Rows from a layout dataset
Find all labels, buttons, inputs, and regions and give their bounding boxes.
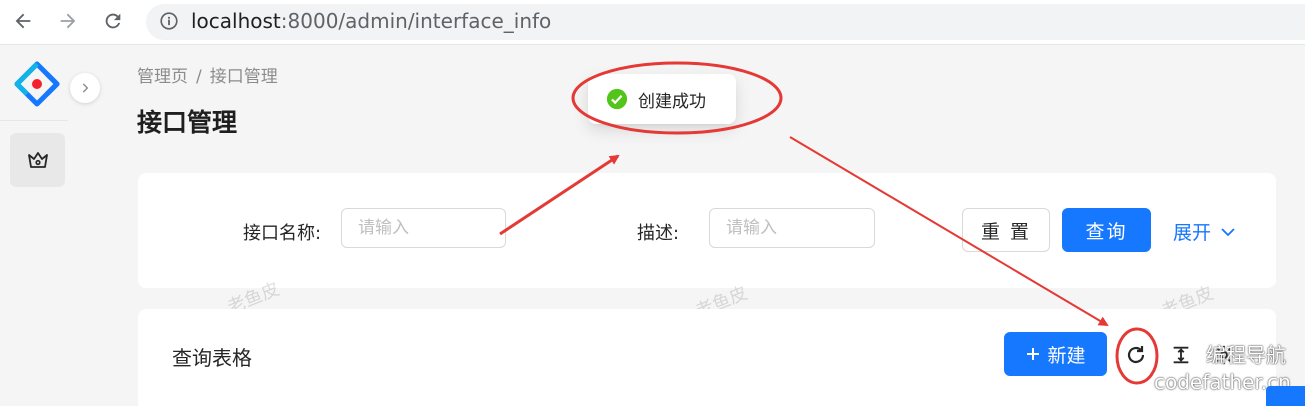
check-circle-icon xyxy=(606,88,628,110)
floating-action-corner[interactable] xyxy=(1266,386,1305,406)
expand-label: 展开 xyxy=(1173,222,1212,244)
crown-icon xyxy=(27,152,48,168)
page-title: 接口管理 xyxy=(137,108,238,137)
desc-input[interactable] xyxy=(709,208,875,248)
query-button[interactable]: 查询 xyxy=(1062,208,1151,252)
sidebar-divider xyxy=(0,120,68,121)
desc-label: 描述: xyxy=(637,223,680,244)
info-circle-icon[interactable] xyxy=(158,10,180,32)
refresh-icon[interactable] xyxy=(1120,339,1152,371)
back-icon[interactable] xyxy=(8,6,38,36)
plus-icon xyxy=(1027,348,1040,360)
chevron-down-icon xyxy=(1221,227,1235,236)
name-input[interactable] xyxy=(341,208,506,248)
sidebar-collapse-button[interactable] xyxy=(70,73,100,103)
address-text[interactable]: localhost:8000/admin/interface_info xyxy=(191,8,551,34)
breadcrumb-item-admin[interactable]: 管理页 xyxy=(137,67,188,87)
chevron-right-icon xyxy=(82,83,89,93)
forward-icon[interactable] xyxy=(53,6,83,36)
table-title: 查询表格 xyxy=(172,346,252,370)
sidebar-item-admin[interactable] xyxy=(10,133,65,187)
toast-message: 创建成功 xyxy=(638,91,706,112)
url-host: localhost xyxy=(191,9,281,33)
success-toast: 创建成功 xyxy=(588,74,736,124)
reload-icon[interactable] xyxy=(98,6,128,36)
breadcrumb-item-interface: 接口管理 xyxy=(209,67,278,87)
url-path: :8000/admin/interface_info xyxy=(280,9,552,33)
app-logo[interactable] xyxy=(13,61,61,109)
breadcrumb-separator: / xyxy=(196,67,202,87)
corner-watermark-title: 编程导航 xyxy=(1206,343,1286,367)
new-button-label: 新建 xyxy=(1047,344,1086,367)
breadcrumb: 管理页 / 接口管理 xyxy=(137,62,278,87)
expand-toggle[interactable]: 展开 xyxy=(1173,218,1237,245)
new-button[interactable]: 新建 xyxy=(1004,332,1107,376)
reset-button[interactable]: 重 置 xyxy=(962,208,1050,252)
name-label: 接口名称: xyxy=(243,223,322,244)
column-height-icon[interactable] xyxy=(1165,339,1197,371)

What the task requires: Reproduce every line of the items above verbatim, omitting the pictures.

Exercise answer:
Find all labels, buttons, inputs, and regions and give their bounding boxes.
check-circle-icon xyxy=(606,88,628,110)
floating-action-corner[interactable] xyxy=(1266,386,1305,406)
expand-label: 展开 xyxy=(1173,222,1212,244)
crown-icon xyxy=(27,152,48,168)
page-title: 接口管理 xyxy=(137,108,238,137)
desc-input[interactable] xyxy=(709,208,875,248)
query-button[interactable]: 查询 xyxy=(1062,208,1151,252)
sidebar-divider xyxy=(0,120,68,121)
desc-label: 描述: xyxy=(637,223,680,244)
info-circle-icon[interactable] xyxy=(158,10,180,32)
refresh-icon[interactable] xyxy=(1120,339,1152,371)
back-icon[interactable] xyxy=(8,6,38,36)
plus-icon xyxy=(1027,348,1040,360)
chevron-down-icon xyxy=(1221,227,1235,236)
name-input[interactable] xyxy=(341,208,506,248)
sidebar-collapse-button[interactable] xyxy=(70,73,100,103)
address-text[interactable]: localhost:8000/admin/interface_info xyxy=(191,8,551,34)
breadcrumb-item-admin[interactable]: 管理页 xyxy=(137,67,188,87)
chevron-right-icon xyxy=(82,83,89,93)
forward-icon[interactable] xyxy=(53,6,83,36)
table-title: 查询表格 xyxy=(172,346,252,370)
sidebar-item-admin[interactable] xyxy=(10,133,65,187)
toast-message: 创建成功 xyxy=(638,91,706,112)
url-host: localhost xyxy=(191,9,281,33)
success-toast: 创建成功 xyxy=(588,74,736,124)
reload-icon[interactable] xyxy=(98,6,128,36)
breadcrumb-item-interface: 接口管理 xyxy=(209,67,278,87)
url-path: :8000/admin/interface_info xyxy=(280,9,552,33)
app-logo[interactable] xyxy=(13,61,61,109)
breadcrumb-separator: / xyxy=(196,67,202,87)
corner-watermark-title: 编程导航 xyxy=(1206,343,1286,367)
new-button-label: 新建 xyxy=(1047,344,1086,367)
breadcrumb: 管理页 / 接口管理 xyxy=(137,62,278,87)
expand-toggle[interactable]: 展开 xyxy=(1173,218,1237,245)
new-button[interactable]: 新建 xyxy=(1004,332,1107,376)
reset-button[interactable]: 重 置 xyxy=(962,208,1050,252)
name-label: 接口名称: xyxy=(243,223,322,244)
column-height-icon[interactable] xyxy=(1165,339,1197,371)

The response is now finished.